__Dataset records on visual material__:
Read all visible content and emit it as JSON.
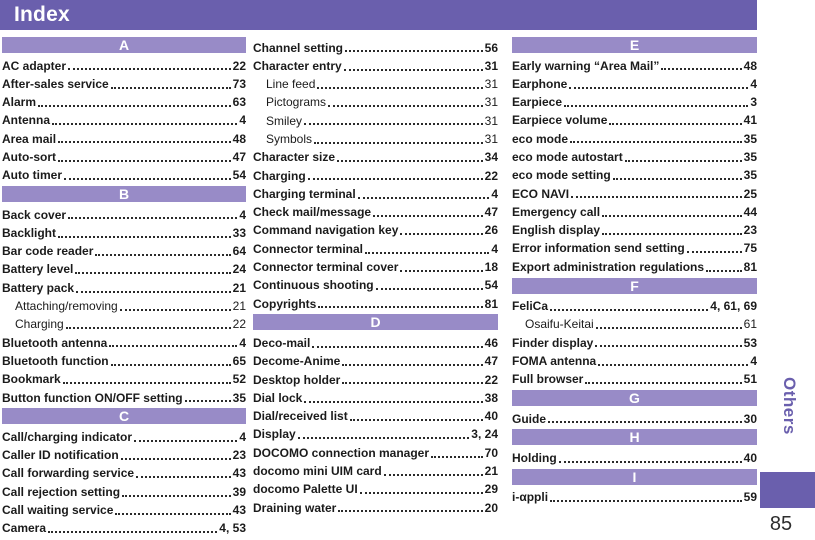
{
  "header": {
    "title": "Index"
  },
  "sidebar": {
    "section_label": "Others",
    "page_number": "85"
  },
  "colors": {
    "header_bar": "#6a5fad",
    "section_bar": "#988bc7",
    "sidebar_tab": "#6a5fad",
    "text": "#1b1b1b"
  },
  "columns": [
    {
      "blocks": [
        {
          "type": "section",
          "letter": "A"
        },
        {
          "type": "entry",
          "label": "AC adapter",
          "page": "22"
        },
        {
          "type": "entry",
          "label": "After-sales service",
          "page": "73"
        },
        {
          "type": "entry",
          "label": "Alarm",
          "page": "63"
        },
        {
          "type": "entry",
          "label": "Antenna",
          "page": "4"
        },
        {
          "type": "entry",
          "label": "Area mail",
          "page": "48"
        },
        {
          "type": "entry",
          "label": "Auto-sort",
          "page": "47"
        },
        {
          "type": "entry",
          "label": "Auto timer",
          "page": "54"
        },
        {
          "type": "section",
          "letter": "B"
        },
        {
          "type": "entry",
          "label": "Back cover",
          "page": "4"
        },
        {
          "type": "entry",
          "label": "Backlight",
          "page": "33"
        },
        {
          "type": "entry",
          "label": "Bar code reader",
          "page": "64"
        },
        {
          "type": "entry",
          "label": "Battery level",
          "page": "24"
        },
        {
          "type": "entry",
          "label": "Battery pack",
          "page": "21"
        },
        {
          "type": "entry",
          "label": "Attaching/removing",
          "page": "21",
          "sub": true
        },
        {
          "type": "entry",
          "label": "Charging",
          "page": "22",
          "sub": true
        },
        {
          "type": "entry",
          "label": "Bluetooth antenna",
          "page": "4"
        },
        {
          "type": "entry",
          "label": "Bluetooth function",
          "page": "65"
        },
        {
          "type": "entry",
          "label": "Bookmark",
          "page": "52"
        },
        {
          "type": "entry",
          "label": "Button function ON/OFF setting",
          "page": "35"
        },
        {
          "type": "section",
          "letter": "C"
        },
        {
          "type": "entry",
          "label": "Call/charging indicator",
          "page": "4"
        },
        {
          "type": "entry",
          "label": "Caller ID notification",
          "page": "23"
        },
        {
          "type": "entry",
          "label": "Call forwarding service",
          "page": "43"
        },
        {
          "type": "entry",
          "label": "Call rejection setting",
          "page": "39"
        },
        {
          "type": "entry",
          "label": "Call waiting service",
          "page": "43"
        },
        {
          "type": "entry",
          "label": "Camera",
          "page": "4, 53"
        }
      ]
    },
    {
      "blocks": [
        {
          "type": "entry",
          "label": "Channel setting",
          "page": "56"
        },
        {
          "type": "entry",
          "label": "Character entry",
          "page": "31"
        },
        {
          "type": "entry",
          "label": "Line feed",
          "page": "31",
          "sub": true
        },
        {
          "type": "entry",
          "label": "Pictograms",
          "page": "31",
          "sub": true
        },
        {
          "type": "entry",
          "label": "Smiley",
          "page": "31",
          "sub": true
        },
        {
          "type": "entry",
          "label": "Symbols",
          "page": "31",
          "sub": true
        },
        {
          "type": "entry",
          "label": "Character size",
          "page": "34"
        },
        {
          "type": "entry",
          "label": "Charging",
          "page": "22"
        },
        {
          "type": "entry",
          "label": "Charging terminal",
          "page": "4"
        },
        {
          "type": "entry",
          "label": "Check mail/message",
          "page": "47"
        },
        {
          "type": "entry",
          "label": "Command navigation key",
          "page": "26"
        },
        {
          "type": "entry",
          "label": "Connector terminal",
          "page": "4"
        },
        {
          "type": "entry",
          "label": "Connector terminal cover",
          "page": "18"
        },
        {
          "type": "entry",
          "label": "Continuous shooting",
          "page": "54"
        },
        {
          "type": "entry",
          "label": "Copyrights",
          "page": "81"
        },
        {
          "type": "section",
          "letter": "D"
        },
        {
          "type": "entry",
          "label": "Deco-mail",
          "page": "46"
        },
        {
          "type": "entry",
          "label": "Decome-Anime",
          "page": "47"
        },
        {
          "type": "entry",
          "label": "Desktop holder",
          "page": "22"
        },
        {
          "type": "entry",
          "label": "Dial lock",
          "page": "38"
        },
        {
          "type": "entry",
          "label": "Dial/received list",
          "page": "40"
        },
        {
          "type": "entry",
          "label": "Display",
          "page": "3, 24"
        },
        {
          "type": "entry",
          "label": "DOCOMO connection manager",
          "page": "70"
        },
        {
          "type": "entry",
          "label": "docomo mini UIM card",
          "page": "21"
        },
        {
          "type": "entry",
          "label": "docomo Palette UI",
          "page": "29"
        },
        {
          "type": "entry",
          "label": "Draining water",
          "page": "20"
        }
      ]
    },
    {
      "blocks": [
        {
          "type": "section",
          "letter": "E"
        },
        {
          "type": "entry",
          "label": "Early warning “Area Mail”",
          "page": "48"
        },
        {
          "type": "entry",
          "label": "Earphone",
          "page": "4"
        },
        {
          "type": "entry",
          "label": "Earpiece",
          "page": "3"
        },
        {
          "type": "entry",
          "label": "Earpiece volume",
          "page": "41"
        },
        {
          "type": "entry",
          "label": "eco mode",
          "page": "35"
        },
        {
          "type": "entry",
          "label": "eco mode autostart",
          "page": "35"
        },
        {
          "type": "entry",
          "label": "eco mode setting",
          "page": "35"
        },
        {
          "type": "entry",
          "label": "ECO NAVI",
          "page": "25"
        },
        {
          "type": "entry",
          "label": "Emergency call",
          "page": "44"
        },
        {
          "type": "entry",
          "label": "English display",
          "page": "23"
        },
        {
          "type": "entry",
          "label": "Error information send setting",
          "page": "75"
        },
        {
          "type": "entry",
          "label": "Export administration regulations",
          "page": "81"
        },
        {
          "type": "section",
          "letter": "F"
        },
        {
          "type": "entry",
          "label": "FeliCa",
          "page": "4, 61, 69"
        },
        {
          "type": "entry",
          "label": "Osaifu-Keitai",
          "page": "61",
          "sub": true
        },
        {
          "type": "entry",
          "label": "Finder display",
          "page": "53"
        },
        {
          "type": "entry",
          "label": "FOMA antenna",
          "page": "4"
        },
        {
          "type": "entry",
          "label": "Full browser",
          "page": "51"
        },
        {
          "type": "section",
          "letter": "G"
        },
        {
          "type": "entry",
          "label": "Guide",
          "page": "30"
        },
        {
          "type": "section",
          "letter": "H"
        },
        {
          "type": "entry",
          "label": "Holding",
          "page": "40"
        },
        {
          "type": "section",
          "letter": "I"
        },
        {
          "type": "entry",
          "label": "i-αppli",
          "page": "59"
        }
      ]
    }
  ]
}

__WORK INSTRUCTIONS__:
Leave out the pictures and copy everything else in the records word for word.

__ANSWER TO THE TASK__:
Read all visible content and emit it as JSON.
{
  "header": {
    "title": "Index"
  },
  "sidebar": {
    "section_label": "Others",
    "page_number": "85"
  },
  "colors": {
    "header_bar": "#6a5fad",
    "section_bar": "#988bc7",
    "sidebar_tab": "#6a5fad",
    "text": "#1b1b1b"
  },
  "columns": [
    {
      "blocks": [
        {
          "type": "section",
          "letter": "A"
        },
        {
          "type": "entry",
          "label": "AC adapter",
          "page": "22"
        },
        {
          "type": "entry",
          "label": "After-sales service",
          "page": "73"
        },
        {
          "type": "entry",
          "label": "Alarm",
          "page": "63"
        },
        {
          "type": "entry",
          "label": "Antenna",
          "page": "4"
        },
        {
          "type": "entry",
          "label": "Area mail",
          "page": "48"
        },
        {
          "type": "entry",
          "label": "Auto-sort",
          "page": "47"
        },
        {
          "type": "entry",
          "label": "Auto timer",
          "page": "54"
        },
        {
          "type": "section",
          "letter": "B"
        },
        {
          "type": "entry",
          "label": "Back cover",
          "page": "4"
        },
        {
          "type": "entry",
          "label": "Backlight",
          "page": "33"
        },
        {
          "type": "entry",
          "label": "Bar code reader",
          "page": "64"
        },
        {
          "type": "entry",
          "label": "Battery level",
          "page": "24"
        },
        {
          "type": "entry",
          "label": "Battery pack",
          "page": "21"
        },
        {
          "type": "entry",
          "label": "Attaching/removing",
          "page": "21",
          "sub": true
        },
        {
          "type": "entry",
          "label": "Charging",
          "page": "22",
          "sub": true
        },
        {
          "type": "entry",
          "label": "Bluetooth antenna",
          "page": "4"
        },
        {
          "type": "entry",
          "label": "Bluetooth function",
          "page": "65"
        },
        {
          "type": "entry",
          "label": "Bookmark",
          "page": "52"
        },
        {
          "type": "entry",
          "label": "Button function ON/OFF setting",
          "page": "35"
        },
        {
          "type": "section",
          "letter": "C"
        },
        {
          "type": "entry",
          "label": "Call/charging indicator",
          "page": "4"
        },
        {
          "type": "entry",
          "label": "Caller ID notification",
          "page": "23"
        },
        {
          "type": "entry",
          "label": "Call forwarding service",
          "page": "43"
        },
        {
          "type": "entry",
          "label": "Call rejection setting",
          "page": "39"
        },
        {
          "type": "entry",
          "label": "Call waiting service",
          "page": "43"
        },
        {
          "type": "entry",
          "label": "Camera",
          "page": "4, 53"
        }
      ]
    },
    {
      "blocks": [
        {
          "type": "entry",
          "label": "Channel setting",
          "page": "56"
        },
        {
          "type": "entry",
          "label": "Character entry",
          "page": "31"
        },
        {
          "type": "entry",
          "label": "Line feed",
          "page": "31",
          "sub": true
        },
        {
          "type": "entry",
          "label": "Pictograms",
          "page": "31",
          "sub": true
        },
        {
          "type": "entry",
          "label": "Smiley",
          "page": "31",
          "sub": true
        },
        {
          "type": "entry",
          "label": "Symbols",
          "page": "31",
          "sub": true
        },
        {
          "type": "entry",
          "label": "Character size",
          "page": "34"
        },
        {
          "type": "entry",
          "label": "Charging",
          "page": "22"
        },
        {
          "type": "entry",
          "label": "Charging terminal",
          "page": "4"
        },
        {
          "type": "entry",
          "label": "Check mail/message",
          "page": "47"
        },
        {
          "type": "entry",
          "label": "Command navigation key",
          "page": "26"
        },
        {
          "type": "entry",
          "label": "Connector terminal",
          "page": "4"
        },
        {
          "type": "entry",
          "label": "Connector terminal cover",
          "page": "18"
        },
        {
          "type": "entry",
          "label": "Continuous shooting",
          "page": "54"
        },
        {
          "type": "entry",
          "label": "Copyrights",
          "page": "81"
        },
        {
          "type": "section",
          "letter": "D"
        },
        {
          "type": "entry",
          "label": "Deco-mail",
          "page": "46"
        },
        {
          "type": "entry",
          "label": "Decome-Anime",
          "page": "47"
        },
        {
          "type": "entry",
          "label": "Desktop holder",
          "page": "22"
        },
        {
          "type": "entry",
          "label": "Dial lock",
          "page": "38"
        },
        {
          "type": "entry",
          "label": "Dial/received list",
          "page": "40"
        },
        {
          "type": "entry",
          "label": "Display",
          "page": "3, 24"
        },
        {
          "type": "entry",
          "label": "DOCOMO connection manager",
          "page": "70"
        },
        {
          "type": "entry",
          "label": "docomo mini UIM card",
          "page": "21"
        },
        {
          "type": "entry",
          "label": "docomo Palette UI",
          "page": "29"
        },
        {
          "type": "entry",
          "label": "Draining water",
          "page": "20"
        }
      ]
    },
    {
      "blocks": [
        {
          "type": "section",
          "letter": "E"
        },
        {
          "type": "entry",
          "label": "Early warning “Area Mail”",
          "page": "48"
        },
        {
          "type": "entry",
          "label": "Earphone",
          "page": "4"
        },
        {
          "type": "entry",
          "label": "Earpiece",
          "page": "3"
        },
        {
          "type": "entry",
          "label": "Earpiece volume",
          "page": "41"
        },
        {
          "type": "entry",
          "label": "eco mode",
          "page": "35"
        },
        {
          "type": "entry",
          "label": "eco mode autostart",
          "page": "35"
        },
        {
          "type": "entry",
          "label": "eco mode setting",
          "page": "35"
        },
        {
          "type": "entry",
          "label": "ECO NAVI",
          "page": "25"
        },
        {
          "type": "entry",
          "label": "Emergency call",
          "page": "44"
        },
        {
          "type": "entry",
          "label": "English display",
          "page": "23"
        },
        {
          "type": "entry",
          "label": "Error information send setting",
          "page": "75"
        },
        {
          "type": "entry",
          "label": "Export administration regulations",
          "page": "81"
        },
        {
          "type": "section",
          "letter": "F"
        },
        {
          "type": "entry",
          "label": "FeliCa",
          "page": "4, 61, 69"
        },
        {
          "type": "entry",
          "label": "Osaifu-Keitai",
          "page": "61",
          "sub": true
        },
        {
          "type": "entry",
          "label": "Finder display",
          "page": "53"
        },
        {
          "type": "entry",
          "label": "FOMA antenna",
          "page": "4"
        },
        {
          "type": "entry",
          "label": "Full browser",
          "page": "51"
        },
        {
          "type": "section",
          "letter": "G"
        },
        {
          "type": "entry",
          "label": "Guide",
          "page": "30"
        },
        {
          "type": "section",
          "letter": "H"
        },
        {
          "type": "entry",
          "label": "Holding",
          "page": "40"
        },
        {
          "type": "section",
          "letter": "I"
        },
        {
          "type": "entry",
          "label": "i-αppli",
          "page": "59"
        }
      ]
    }
  ]
}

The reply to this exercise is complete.